→ Material to process

###

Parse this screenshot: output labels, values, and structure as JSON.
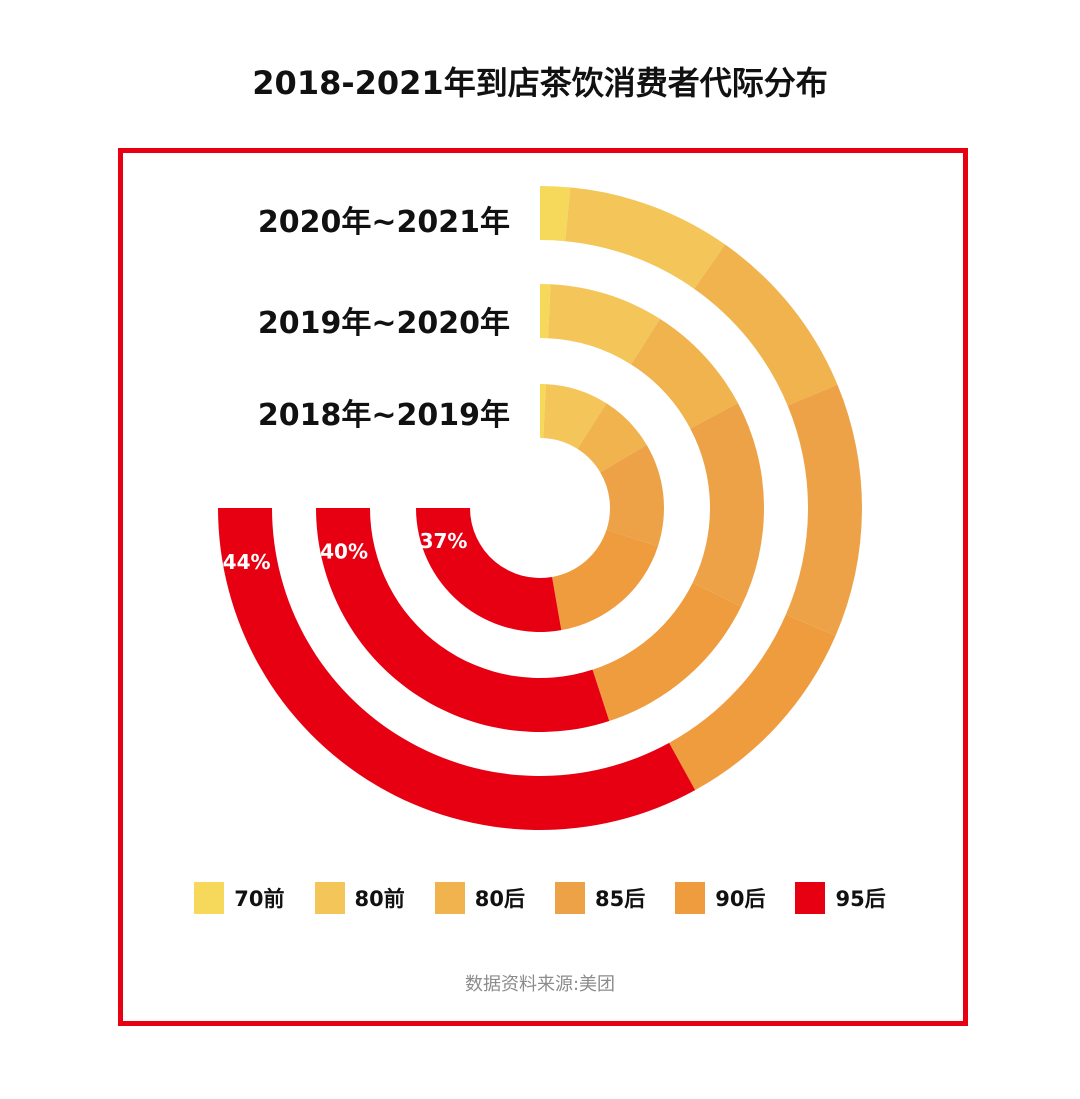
{
  "title": "2018-2021年到店茶饮消费者代际分布",
  "source": "数据资料来源:美团",
  "chart_data": {
    "type": "radial-bar",
    "title": "2018-2021年到店茶饮消费者代际分布",
    "categories": [
      "70前",
      "80前",
      "80后",
      "85后",
      "90后",
      "95后"
    ],
    "colors": [
      "#f6d95b",
      "#f4c65a",
      "#f0b34e",
      "#eda248",
      "#ee9c3e",
      "#e60012"
    ],
    "series": [
      {
        "name": "2018年~2019年",
        "values": [
          1,
          11,
          10,
          18,
          23,
          37
        ],
        "label": "37%"
      },
      {
        "name": "2019年~2020年",
        "values": [
          1,
          11,
          11,
          20,
          17,
          40
        ],
        "label": "40%"
      },
      {
        "name": "2020年~2021年",
        "values": [
          2,
          11,
          12,
          17,
          14,
          44
        ],
        "label": "44%"
      }
    ],
    "sweep_degrees": 270,
    "legend_position": "bottom"
  }
}
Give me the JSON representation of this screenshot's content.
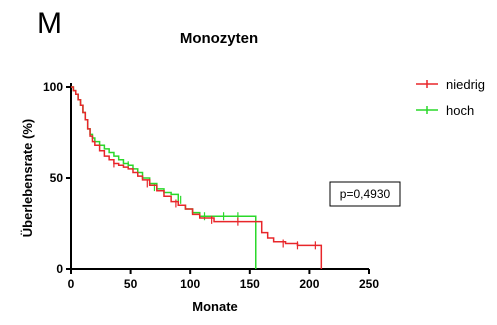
{
  "panel_label": "M",
  "chart_data": {
    "type": "line",
    "title": "Monozyten",
    "xlabel": "Monate",
    "ylabel": "Überlebensrate (%)",
    "xlim": [
      0,
      250
    ],
    "ylim": [
      0,
      100
    ],
    "xticks": [
      "0",
      "50",
      "100",
      "150",
      "200",
      "250"
    ],
    "yticks": [
      "0",
      "50",
      "100"
    ],
    "grid": false,
    "legend_position": "top-right",
    "annotation": "p=0,4930",
    "series": [
      {
        "name": "niedrig",
        "color": "#e8262a",
        "x": [
          0,
          2,
          4,
          6,
          8,
          10,
          12,
          14,
          16,
          18,
          20,
          24,
          28,
          32,
          36,
          40,
          44,
          48,
          52,
          56,
          60,
          66,
          72,
          78,
          84,
          90,
          96,
          102,
          108,
          120,
          132,
          144,
          156,
          160,
          165,
          170,
          180,
          190,
          200,
          210,
          210
        ],
        "y": [
          100,
          98,
          96,
          93,
          90,
          86,
          82,
          77,
          73,
          70,
          68,
          65,
          62,
          60,
          58,
          57,
          56,
          55,
          53,
          51,
          49,
          46,
          43,
          40,
          37,
          35,
          33,
          30,
          28,
          26,
          26,
          26,
          26,
          20,
          17,
          15,
          14,
          13,
          13,
          13,
          0
        ],
        "censor_x": [
          36,
          64,
          88,
          118,
          140,
          178,
          190,
          205
        ],
        "censor_y": [
          58,
          47,
          36,
          27,
          26,
          14,
          13,
          13
        ]
      },
      {
        "name": "hoch",
        "color": "#2ad82a",
        "x": [
          0,
          2,
          4,
          6,
          8,
          10,
          12,
          14,
          16,
          18,
          20,
          24,
          28,
          32,
          36,
          40,
          44,
          48,
          52,
          56,
          60,
          66,
          72,
          78,
          84,
          90,
          96,
          102,
          108,
          120,
          132,
          144,
          155,
          155
        ],
        "y": [
          100,
          98,
          96,
          93,
          90,
          86,
          82,
          77,
          74,
          72,
          70,
          68,
          66,
          64,
          62,
          60,
          58,
          57,
          55,
          53,
          50,
          47,
          44,
          42,
          41,
          35,
          33,
          31,
          29,
          29,
          29,
          29,
          29,
          0
        ],
        "censor_x": [
          48,
          70,
          92,
          112,
          128,
          140
        ],
        "censor_y": [
          57,
          45,
          38,
          29,
          29,
          29
        ]
      }
    ]
  }
}
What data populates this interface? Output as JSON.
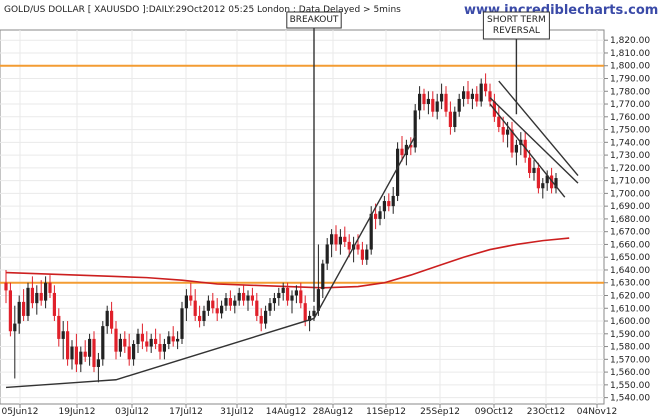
{
  "chart_data": {
    "type": "candlestick",
    "title": "GOLD/US DOLLAR [ XAUUSDO ]:DAILY:29Oct2012 05:25 London : Data Delayed > 5mins",
    "brand": "www.incrediblecharts.com",
    "xlabel": "",
    "ylabel": "",
    "x_ticks": [
      "05Jun12",
      "19Jun12",
      "03Jul12",
      "17Jul12",
      "31Jul12",
      "14Aug12",
      "28Aug12",
      "11Sep12",
      "25Sep12",
      "09Oct12",
      "23Oct12",
      "04Nov12"
    ],
    "y_ticks": [
      "1,540.00",
      "1,550.00",
      "1,560.00",
      "1,570.00",
      "1,580.00",
      "1,590.00",
      "1,600.00",
      "1,610.00",
      "1,620.00",
      "1,630.00",
      "1,640.00",
      "1,650.00",
      "1,660.00",
      "1,670.00",
      "1,680.00",
      "1,690.00",
      "1,700.00",
      "1,710.00",
      "1,720.00",
      "1,730.00",
      "1,740.00",
      "1,750.00",
      "1,760.00",
      "1,770.00",
      "1,780.00",
      "1,790.00",
      "1,800.00",
      "1,810.00",
      "1,820.00"
    ],
    "ylim": [
      1535,
      1828
    ],
    "horizontal_lines": [
      {
        "value": 1800,
        "color": "#f39c32"
      },
      {
        "value": 1630,
        "color": "#f39c32"
      }
    ],
    "annotations": [
      {
        "text": "BREAKOUT",
        "session": 70,
        "price": 1826
      },
      {
        "text": "SHORT TERM",
        "text2": "REVERSAL",
        "session": 116,
        "price": 1822
      }
    ],
    "trendlines": [
      {
        "points": [
          [
            0,
            1548
          ],
          [
            25,
            1554
          ],
          [
            70,
            1602
          ],
          [
            93,
            1745
          ]
        ]
      },
      {
        "points": [
          [
            110,
            1775
          ],
          [
            130,
            1708
          ]
        ]
      },
      {
        "points": [
          [
            112,
            1788
          ],
          [
            130,
            1714
          ]
        ]
      },
      {
        "points": [
          [
            110,
            1770
          ],
          [
            127,
            1697
          ]
        ]
      }
    ],
    "moving_average": {
      "name": "",
      "color": "#cc1f1f",
      "points": [
        [
          0,
          1638
        ],
        [
          8,
          1637
        ],
        [
          16,
          1636
        ],
        [
          24,
          1635
        ],
        [
          32,
          1634
        ],
        [
          40,
          1632
        ],
        [
          48,
          1629
        ],
        [
          56,
          1628
        ],
        [
          64,
          1627
        ],
        [
          72,
          1626
        ],
        [
          80,
          1627
        ],
        [
          86,
          1630
        ],
        [
          92,
          1636
        ],
        [
          98,
          1643
        ],
        [
          104,
          1650
        ],
        [
          110,
          1656
        ],
        [
          116,
          1660
        ],
        [
          122,
          1663
        ],
        [
          128,
          1665
        ]
      ]
    },
    "candles": [
      {
        "o": 1630,
        "h": 1640,
        "l": 1614,
        "c": 1624
      },
      {
        "o": 1624,
        "h": 1630,
        "l": 1588,
        "c": 1592
      },
      {
        "o": 1592,
        "h": 1612,
        "l": 1555,
        "c": 1598
      },
      {
        "o": 1598,
        "h": 1620,
        "l": 1590,
        "c": 1615
      },
      {
        "o": 1615,
        "h": 1625,
        "l": 1600,
        "c": 1604
      },
      {
        "o": 1604,
        "h": 1630,
        "l": 1600,
        "c": 1626
      },
      {
        "o": 1626,
        "h": 1635,
        "l": 1610,
        "c": 1614
      },
      {
        "o": 1614,
        "h": 1628,
        "l": 1605,
        "c": 1622
      },
      {
        "o": 1622,
        "h": 1632,
        "l": 1612,
        "c": 1616
      },
      {
        "o": 1616,
        "h": 1635,
        "l": 1610,
        "c": 1630
      },
      {
        "o": 1630,
        "h": 1636,
        "l": 1618,
        "c": 1622
      },
      {
        "o": 1622,
        "h": 1628,
        "l": 1600,
        "c": 1604
      },
      {
        "o": 1604,
        "h": 1610,
        "l": 1580,
        "c": 1586
      },
      {
        "o": 1586,
        "h": 1600,
        "l": 1570,
        "c": 1592
      },
      {
        "o": 1592,
        "h": 1600,
        "l": 1565,
        "c": 1570
      },
      {
        "o": 1570,
        "h": 1585,
        "l": 1562,
        "c": 1580
      },
      {
        "o": 1580,
        "h": 1590,
        "l": 1560,
        "c": 1566
      },
      {
        "o": 1566,
        "h": 1580,
        "l": 1560,
        "c": 1576
      },
      {
        "o": 1576,
        "h": 1585,
        "l": 1568,
        "c": 1572
      },
      {
        "o": 1572,
        "h": 1590,
        "l": 1565,
        "c": 1586
      },
      {
        "o": 1586,
        "h": 1592,
        "l": 1560,
        "c": 1564
      },
      {
        "o": 1564,
        "h": 1575,
        "l": 1552,
        "c": 1570
      },
      {
        "o": 1570,
        "h": 1600,
        "l": 1565,
        "c": 1596
      },
      {
        "o": 1596,
        "h": 1612,
        "l": 1590,
        "c": 1608
      },
      {
        "o": 1608,
        "h": 1615,
        "l": 1590,
        "c": 1594
      },
      {
        "o": 1594,
        "h": 1600,
        "l": 1570,
        "c": 1576
      },
      {
        "o": 1576,
        "h": 1590,
        "l": 1572,
        "c": 1586
      },
      {
        "o": 1586,
        "h": 1592,
        "l": 1575,
        "c": 1580
      },
      {
        "o": 1580,
        "h": 1590,
        "l": 1565,
        "c": 1570
      },
      {
        "o": 1570,
        "h": 1585,
        "l": 1565,
        "c": 1582
      },
      {
        "o": 1582,
        "h": 1594,
        "l": 1575,
        "c": 1590
      },
      {
        "o": 1590,
        "h": 1598,
        "l": 1578,
        "c": 1584
      },
      {
        "o": 1584,
        "h": 1592,
        "l": 1576,
        "c": 1580
      },
      {
        "o": 1580,
        "h": 1590,
        "l": 1575,
        "c": 1586
      },
      {
        "o": 1586,
        "h": 1594,
        "l": 1578,
        "c": 1582
      },
      {
        "o": 1582,
        "h": 1590,
        "l": 1570,
        "c": 1576
      },
      {
        "o": 1576,
        "h": 1586,
        "l": 1570,
        "c": 1582
      },
      {
        "o": 1582,
        "h": 1592,
        "l": 1578,
        "c": 1588
      },
      {
        "o": 1588,
        "h": 1596,
        "l": 1580,
        "c": 1584
      },
      {
        "o": 1584,
        "h": 1592,
        "l": 1578,
        "c": 1586
      },
      {
        "o": 1586,
        "h": 1615,
        "l": 1582,
        "c": 1610
      },
      {
        "o": 1610,
        "h": 1625,
        "l": 1600,
        "c": 1620
      },
      {
        "o": 1620,
        "h": 1630,
        "l": 1612,
        "c": 1616
      },
      {
        "o": 1616,
        "h": 1625,
        "l": 1600,
        "c": 1604
      },
      {
        "o": 1604,
        "h": 1612,
        "l": 1595,
        "c": 1600
      },
      {
        "o": 1600,
        "h": 1612,
        "l": 1596,
        "c": 1608
      },
      {
        "o": 1608,
        "h": 1620,
        "l": 1604,
        "c": 1616
      },
      {
        "o": 1616,
        "h": 1622,
        "l": 1606,
        "c": 1610
      },
      {
        "o": 1610,
        "h": 1618,
        "l": 1600,
        "c": 1606
      },
      {
        "o": 1606,
        "h": 1616,
        "l": 1602,
        "c": 1612
      },
      {
        "o": 1612,
        "h": 1622,
        "l": 1608,
        "c": 1618
      },
      {
        "o": 1618,
        "h": 1624,
        "l": 1608,
        "c": 1612
      },
      {
        "o": 1612,
        "h": 1620,
        "l": 1606,
        "c": 1616
      },
      {
        "o": 1616,
        "h": 1626,
        "l": 1612,
        "c": 1622
      },
      {
        "o": 1622,
        "h": 1628,
        "l": 1612,
        "c": 1616
      },
      {
        "o": 1616,
        "h": 1624,
        "l": 1608,
        "c": 1620
      },
      {
        "o": 1620,
        "h": 1626,
        "l": 1612,
        "c": 1616
      },
      {
        "o": 1616,
        "h": 1622,
        "l": 1600,
        "c": 1604
      },
      {
        "o": 1604,
        "h": 1610,
        "l": 1592,
        "c": 1598
      },
      {
        "o": 1598,
        "h": 1612,
        "l": 1594,
        "c": 1608
      },
      {
        "o": 1608,
        "h": 1618,
        "l": 1604,
        "c": 1614
      },
      {
        "o": 1614,
        "h": 1622,
        "l": 1608,
        "c": 1618
      },
      {
        "o": 1618,
        "h": 1626,
        "l": 1612,
        "c": 1622
      },
      {
        "o": 1622,
        "h": 1630,
        "l": 1616,
        "c": 1626
      },
      {
        "o": 1626,
        "h": 1630,
        "l": 1612,
        "c": 1616
      },
      {
        "o": 1616,
        "h": 1624,
        "l": 1606,
        "c": 1620
      },
      {
        "o": 1620,
        "h": 1628,
        "l": 1614,
        "c": 1624
      },
      {
        "o": 1624,
        "h": 1630,
        "l": 1610,
        "c": 1614
      },
      {
        "o": 1614,
        "h": 1620,
        "l": 1596,
        "c": 1600
      },
      {
        "o": 1600,
        "h": 1608,
        "l": 1592,
        "c": 1604
      },
      {
        "o": 1604,
        "h": 1612,
        "l": 1600,
        "c": 1608
      },
      {
        "o": 1608,
        "h": 1660,
        "l": 1604,
        "c": 1625
      },
      {
        "o": 1625,
        "h": 1648,
        "l": 1618,
        "c": 1645
      },
      {
        "o": 1645,
        "h": 1665,
        "l": 1640,
        "c": 1660
      },
      {
        "o": 1660,
        "h": 1672,
        "l": 1650,
        "c": 1668
      },
      {
        "o": 1668,
        "h": 1675,
        "l": 1655,
        "c": 1660
      },
      {
        "o": 1660,
        "h": 1672,
        "l": 1652,
        "c": 1666
      },
      {
        "o": 1666,
        "h": 1674,
        "l": 1658,
        "c": 1662
      },
      {
        "o": 1662,
        "h": 1668,
        "l": 1650,
        "c": 1656
      },
      {
        "o": 1656,
        "h": 1666,
        "l": 1646,
        "c": 1660
      },
      {
        "o": 1660,
        "h": 1668,
        "l": 1652,
        "c": 1656
      },
      {
        "o": 1656,
        "h": 1662,
        "l": 1644,
        "c": 1648
      },
      {
        "o": 1648,
        "h": 1660,
        "l": 1644,
        "c": 1656
      },
      {
        "o": 1656,
        "h": 1690,
        "l": 1652,
        "c": 1684
      },
      {
        "o": 1684,
        "h": 1692,
        "l": 1672,
        "c": 1680
      },
      {
        "o": 1680,
        "h": 1690,
        "l": 1675,
        "c": 1686
      },
      {
        "o": 1686,
        "h": 1698,
        "l": 1680,
        "c": 1694
      },
      {
        "o": 1694,
        "h": 1700,
        "l": 1686,
        "c": 1690
      },
      {
        "o": 1690,
        "h": 1705,
        "l": 1684,
        "c": 1698
      },
      {
        "o": 1698,
        "h": 1740,
        "l": 1694,
        "c": 1735
      },
      {
        "o": 1735,
        "h": 1745,
        "l": 1725,
        "c": 1730
      },
      {
        "o": 1730,
        "h": 1742,
        "l": 1722,
        "c": 1738
      },
      {
        "o": 1738,
        "h": 1744,
        "l": 1730,
        "c": 1736
      },
      {
        "o": 1736,
        "h": 1770,
        "l": 1732,
        "c": 1765
      },
      {
        "o": 1765,
        "h": 1784,
        "l": 1758,
        "c": 1778
      },
      {
        "o": 1778,
        "h": 1782,
        "l": 1765,
        "c": 1770
      },
      {
        "o": 1770,
        "h": 1780,
        "l": 1762,
        "c": 1774
      },
      {
        "o": 1774,
        "h": 1780,
        "l": 1760,
        "c": 1764
      },
      {
        "o": 1764,
        "h": 1778,
        "l": 1758,
        "c": 1772
      },
      {
        "o": 1772,
        "h": 1786,
        "l": 1766,
        "c": 1778
      },
      {
        "o": 1778,
        "h": 1784,
        "l": 1760,
        "c": 1764
      },
      {
        "o": 1764,
        "h": 1772,
        "l": 1746,
        "c": 1752
      },
      {
        "o": 1752,
        "h": 1768,
        "l": 1748,
        "c": 1764
      },
      {
        "o": 1764,
        "h": 1778,
        "l": 1760,
        "c": 1774
      },
      {
        "o": 1774,
        "h": 1784,
        "l": 1768,
        "c": 1780
      },
      {
        "o": 1780,
        "h": 1788,
        "l": 1770,
        "c": 1774
      },
      {
        "o": 1774,
        "h": 1782,
        "l": 1766,
        "c": 1778
      },
      {
        "o": 1778,
        "h": 1784,
        "l": 1768,
        "c": 1772
      },
      {
        "o": 1772,
        "h": 1790,
        "l": 1768,
        "c": 1786
      },
      {
        "o": 1786,
        "h": 1794,
        "l": 1776,
        "c": 1780
      },
      {
        "o": 1780,
        "h": 1786,
        "l": 1768,
        "c": 1772
      },
      {
        "o": 1772,
        "h": 1778,
        "l": 1756,
        "c": 1760
      },
      {
        "o": 1760,
        "h": 1768,
        "l": 1748,
        "c": 1752
      },
      {
        "o": 1752,
        "h": 1760,
        "l": 1740,
        "c": 1746
      },
      {
        "o": 1746,
        "h": 1756,
        "l": 1736,
        "c": 1750
      },
      {
        "o": 1750,
        "h": 1756,
        "l": 1728,
        "c": 1732
      },
      {
        "o": 1732,
        "h": 1742,
        "l": 1722,
        "c": 1738
      },
      {
        "o": 1738,
        "h": 1748,
        "l": 1730,
        "c": 1742
      },
      {
        "o": 1742,
        "h": 1748,
        "l": 1724,
        "c": 1728
      },
      {
        "o": 1728,
        "h": 1734,
        "l": 1712,
        "c": 1716
      },
      {
        "o": 1716,
        "h": 1726,
        "l": 1710,
        "c": 1720
      },
      {
        "o": 1720,
        "h": 1724,
        "l": 1700,
        "c": 1704
      },
      {
        "o": 1704,
        "h": 1712,
        "l": 1696,
        "c": 1708
      },
      {
        "o": 1708,
        "h": 1718,
        "l": 1702,
        "c": 1714
      },
      {
        "o": 1714,
        "h": 1720,
        "l": 1700,
        "c": 1704
      },
      {
        "o": 1704,
        "h": 1716,
        "l": 1700,
        "c": 1712
      }
    ]
  }
}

###

→ What to do
Gather all the lines that include the word "title" and copy them out.

→ Result for this task
  "title": "2018-2021年到店茶饮消费者代际分布",
    "title": "2018-2021年到店茶饮消费者代际分布",
    "title": "Monozyten",
    "title": "GOLD/US DOLLAR [ XAUUSDO ]:DAILY:29Oct2012 05:25 London : Data Delayed > 5mins",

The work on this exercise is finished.